Task requirements: Check every line for the word "text" and give the number of lines where it occurs, nothing else.

Material supplied:
^^^^

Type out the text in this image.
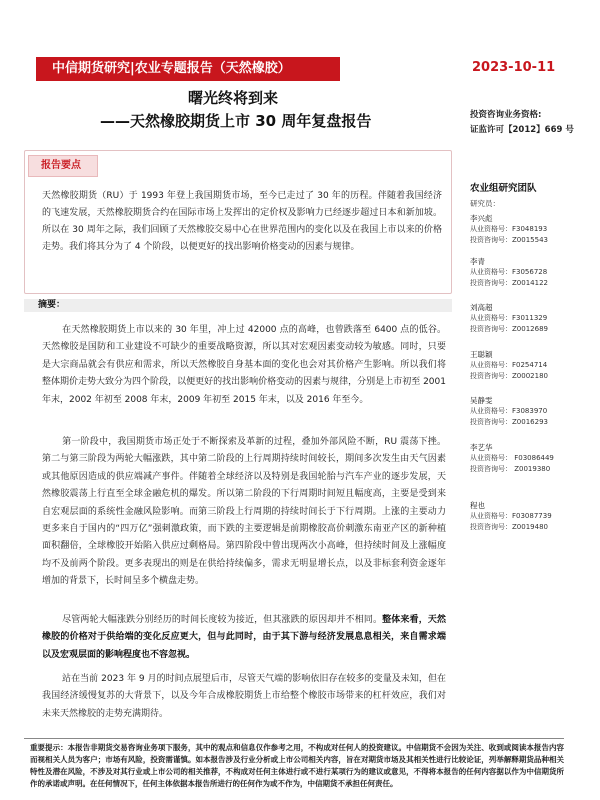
中信期货研究|农业专题报告（天然橡胶）	2023-10-11
曙光终将到来
——天然橡胶期货上市 30 周年复盘报告	投资咨询业务资格:
证监许可【2012】669 号
报告要点
天然橡胶期货（RU）于 1993 年登上我国期货市场，至今已走过了 30 年的历程。伴随着我国经济的飞速发展，天然橡胶期货合约在国际市场上发挥出的定价权及影响力已经逐步超过日本和新加坡。所以在 30 周年之际，我们回顾了天然橡胶交易中心在世界范围内的变化以及在我国上市以来的价格走势。我们将其分为了 4 个阶段，以便更好的找出影响价格变动的因素与规律。
摘要：
在天然橡胶期货上市以来的 30 年里，冲上过 42000 点的高峰，也曾跌落至 6400 点的低谷。天然橡胶是国防和工业建设不可缺少的重要战略资源，所以其对宏观因素变动较为敏感。同时，只要是大宗商品就会有供应和需求，所以天然橡胶自身基本面的变化也会对其价格产生影响。所以我们将整体期价走势大致分为四个阶段，以便更好的找出影响价格变动的因素与规律，分别是上市初至 2001 年末，2002 年初至 2008 年末，2009 年初至 2015 年末，以及 2016 年至今。
第一阶段中，我国期货市场正处于不断探索及革新的过程，叠加外部风险不断，RU 震荡下挫。第二与第三阶段为两轮大幅涨跌，其中第二阶段的上行周期持续时间较长，期间多次发生由天气因素或其他原因造成的供应端减产事件。伴随着全球经济以及特别是我国轮胎与汽车产业的逐步发展，天然橡胶震荡上行直至全球金融危机的爆发。所以第二阶段的下行周期时间短且幅度高，主要是受到来自宏观层面的系统性金融风险影响。而第三阶段上行周期的持续时间长于下行周期。上涨的主要动力更多来自于国内的“四万亿”强刺激政策，而下跌的主要逻辑是前期橡胶高价刺激东南亚产区的新种植面积翻倍，全球橡胶开始陷入供应过剩格局。第四阶段中曾出现两次小高峰，但持续时间及上涨幅度均不及前两个阶段。更多表现出的则是在供给持续偏多，需求无明显增长点，以及非标套利资金逐年增加的背景下，长时间呈多个横盘走势。
尽管两轮大幅涨跌分别经历的时间长度较为接近，但其涨跌的原因却并不相同。整体来看，天然橡胶的价格对于供给端的变化反应更大，但与此同时，由于其下游与经济发展息息相关，来自需求端以及宏观层面的影响程度也不容忽视。
站在当前 2023 年 9 月的时间点展望后市，尽管天气端的影响依旧存在较多的变量及未知，但在我国经济缓慢复苏的大背景下，以及今年合成橡胶期货上市给整个橡胶市场带来的杠杆效应，我们对未来天然橡胶的走势充满期待。
农业组研究团队
研究员：
李兴彪
从业资格号：F3048193
投资咨询号：Z0015543
李青
从业资格号：F3056728
投资咨询号：Z0014122
刘高超
从业资格号：F3011329
投资咨询号：Z0012689
王聪颖
从业资格号：F0254714
投资咨询号：Z0002180
吴静雯
从业资格号：F3083970
投资咨询号：Z0016293
李艺华
从业资格号： F03086449
投资咨询号： Z0019380
程也
从业资格号：F03087739
投资咨询号：Z0019480
重要提示：本报告非期货交易咨询业务项下服务，其中的观点和信息仅作参考之用，不构成对任何人的投资建议。中信期货不会因为关注、收到或阅读本报告内容而视相关人员为客户；市场有风险，投资需谨慎。如本报告涉及行业分析或上市公司相关内容，旨在对期货市场及其相关性进行比较论证，列举解释期货品种相关特性及潜在风险，不涉及对其行业或上市公司的相关推荐，不构成对任何主体进行或不进行某项行为的建议或意见，不得将本报告的任何内容据以作为中信期货所作的承诺或声明。在任何情况下，任何主体依据本报告所进行的任何作为或不作为，中信期货不承担任何责任。
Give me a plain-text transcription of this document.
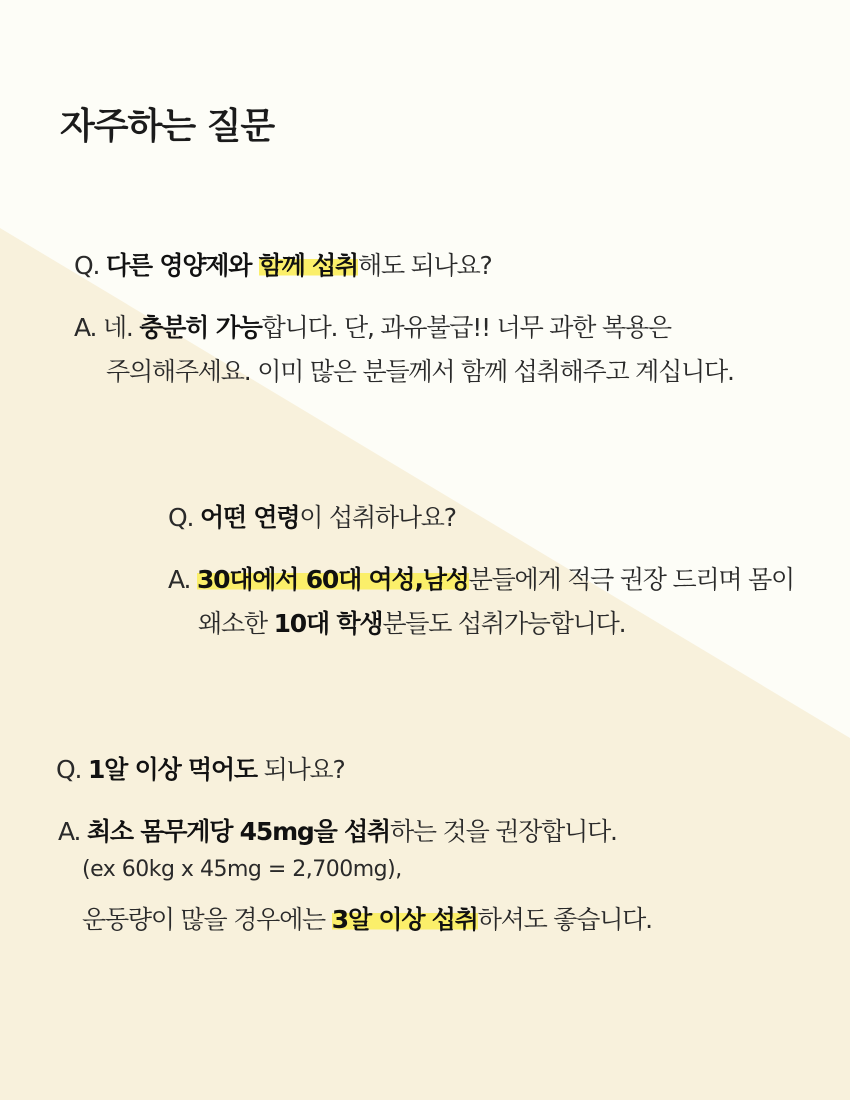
자주하는 질문
Q. 다른 영양제와 함께 섭취해도 되나요?
A. 네. 충분히 가능합니다. 단, 과유불급!! 너무 과한 복용은
주의해주세요. 이미 많은 분들께서 함께 섭취해주고 계십니다.
Q. 어떤 연령이 섭취하나요?
A. 30대에서 60대 여성,남성분들에게 적극 권장 드리며 몸이
왜소한 10대 학생분들도 섭취가능합니다.
Q. 1알 이상 먹어도 되나요?
A. 최소 몸무게당 45mg을 섭취하는 것을 권장합니다.
(ex 60kg x 45mg = 2,700mg),
운동량이 많을 경우에는 3알 이상 섭취하셔도 좋습니다.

^^^^

Solution to this task: 2